## WHAT YOU WILL DO
Lines below that include "DAOY" are the answer; copy each one.
==== DATA SECTION
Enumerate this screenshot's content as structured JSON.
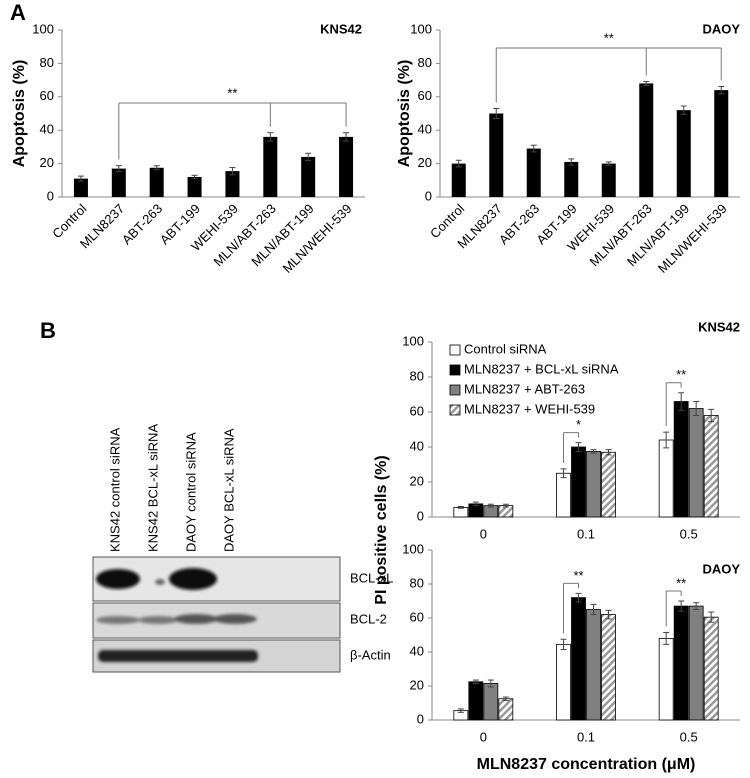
{
  "panel_labels": [
    "A",
    "B"
  ],
  "blot": {
    "lanes": [
      "KNS42 control siRNA",
      "KNS42 BCL-xL siRNA",
      "DAOY control siRNA",
      "DAOY BCL-xL siRNA"
    ],
    "bands": [
      "BCL-xL",
      "BCL-2",
      "β-Actin"
    ]
  },
  "chart_data": [
    {
      "type": "bar",
      "title": "KNS42",
      "ylabel": "Apoptosis (%)",
      "categories": [
        "Control",
        "MLN8237",
        "ABT-263",
        "ABT-199",
        "WEHI-539",
        "MLN/ABT-263",
        "MLN/ABT-199",
        "MLN/WEHI-539"
      ],
      "values": [
        11,
        17,
        17.5,
        12,
        15.5,
        36,
        24,
        36
      ],
      "errors": [
        1.5,
        1.8,
        1.2,
        1,
        2.2,
        2.5,
        2.2,
        2.5
      ],
      "color": "#000000",
      "ylim": [
        0,
        100
      ],
      "yticks": [
        0,
        20,
        40,
        60,
        80,
        100
      ],
      "annotations": [
        "**"
      ]
    },
    {
      "type": "bar",
      "title": "DAOY",
      "ylabel": "Apoptosis (%)",
      "categories": [
        "Control",
        "MLN8237",
        "ABT-263",
        "ABT-199",
        "WEHI-539",
        "MLN/ABT-263",
        "MLN/ABT-199",
        "MLN/WEHI-539"
      ],
      "values": [
        20,
        50,
        29,
        21,
        20,
        68,
        52,
        64
      ],
      "errors": [
        2,
        3,
        2,
        1.8,
        1,
        1.2,
        2.5,
        2.2
      ],
      "color": "#000000",
      "ylim": [
        0,
        100
      ],
      "yticks": [
        0,
        20,
        40,
        60,
        80,
        100
      ],
      "annotations": [
        "**"
      ]
    },
    {
      "type": "grouped_bar",
      "title": "KNS42",
      "ylabel": "PI positive cells (%)",
      "categories": [
        "0",
        "0.1",
        "0.5"
      ],
      "series": [
        {
          "name": "Control siRNA",
          "color": "#ffffff",
          "values": [
            5.5,
            25,
            44
          ],
          "errors": [
            0.5,
            2.5,
            4.5
          ]
        },
        {
          "name": "MLN8237 + BCL-xL siRNA",
          "color": "#000000",
          "values": [
            7.5,
            40,
            66
          ],
          "errors": [
            1,
            2.5,
            5
          ]
        },
        {
          "name": "MLN8237 + ABT-263",
          "color": "#808080",
          "values": [
            6.5,
            37.5,
            62
          ],
          "errors": [
            0.8,
            1,
            4
          ]
        },
        {
          "name": "MLN8237 + WEHI-539",
          "color": "#808080",
          "pattern": "hatch",
          "values": [
            6.5,
            37,
            58
          ],
          "errors": [
            0.8,
            1.5,
            3.5
          ]
        }
      ],
      "ylim": [
        0,
        100
      ],
      "yticks": [
        0,
        20,
        40,
        60,
        80,
        100
      ],
      "legend": "top-left",
      "annotations": [
        "*",
        "**"
      ]
    },
    {
      "type": "grouped_bar",
      "title": "DAOY",
      "xlabel": "MLN8237 concentration (μM)",
      "categories": [
        "0",
        "0.1",
        "0.5"
      ],
      "series": [
        {
          "name": "Control siRNA",
          "color": "#ffffff",
          "values": [
            5.5,
            44.5,
            48
          ],
          "errors": [
            1,
            3,
            3.5
          ]
        },
        {
          "name": "MLN8237 + BCL-xL siRNA",
          "color": "#000000",
          "values": [
            22.5,
            72,
            67
          ],
          "errors": [
            1,
            2.5,
            3
          ]
        },
        {
          "name": "MLN8237 + ABT-263",
          "color": "#808080",
          "values": [
            21.5,
            65,
            67
          ],
          "errors": [
            2,
            3,
            2
          ]
        },
        {
          "name": "MLN8237 + WEHI-539",
          "color": "#808080",
          "pattern": "hatch",
          "values": [
            12.5,
            62,
            60.5
          ],
          "errors": [
            1,
            2.5,
            3
          ]
        }
      ],
      "ylim": [
        0,
        100
      ],
      "yticks": [
        0,
        20,
        40,
        60,
        80,
        100
      ],
      "annotations": [
        "**",
        "**"
      ]
    }
  ]
}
========
## WRITTEN RESPONSE
      "DAOY control siRNA",
      "DAOY BCL-xL siRNA"
      "title": "DAOY",
      "title": "DAOY",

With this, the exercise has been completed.